Instructions to follow => Each line containing the word "Guadalupe" should be found and copied.

— START Data supplied —

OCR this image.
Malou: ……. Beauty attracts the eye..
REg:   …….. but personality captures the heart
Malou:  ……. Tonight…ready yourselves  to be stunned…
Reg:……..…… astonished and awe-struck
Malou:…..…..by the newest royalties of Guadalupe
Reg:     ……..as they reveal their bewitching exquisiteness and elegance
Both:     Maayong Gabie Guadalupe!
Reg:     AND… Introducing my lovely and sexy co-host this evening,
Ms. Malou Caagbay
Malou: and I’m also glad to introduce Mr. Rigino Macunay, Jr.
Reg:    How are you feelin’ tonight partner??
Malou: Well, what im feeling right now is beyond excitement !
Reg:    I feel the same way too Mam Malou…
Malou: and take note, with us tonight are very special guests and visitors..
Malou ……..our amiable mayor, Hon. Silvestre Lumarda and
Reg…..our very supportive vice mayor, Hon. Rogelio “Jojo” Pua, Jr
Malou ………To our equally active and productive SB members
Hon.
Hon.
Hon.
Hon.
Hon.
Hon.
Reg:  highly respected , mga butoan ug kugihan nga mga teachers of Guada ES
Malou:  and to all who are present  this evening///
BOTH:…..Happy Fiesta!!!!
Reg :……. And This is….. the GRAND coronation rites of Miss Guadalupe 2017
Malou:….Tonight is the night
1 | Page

— END Data supplied —

Right answer =>
Malou:…..…..by the newest royalties of Guadalupe
Both:     Maayong Gabie Guadalupe!
Reg :……. And This is….. the GRAND coronation rites of Miss Guadalupe 2017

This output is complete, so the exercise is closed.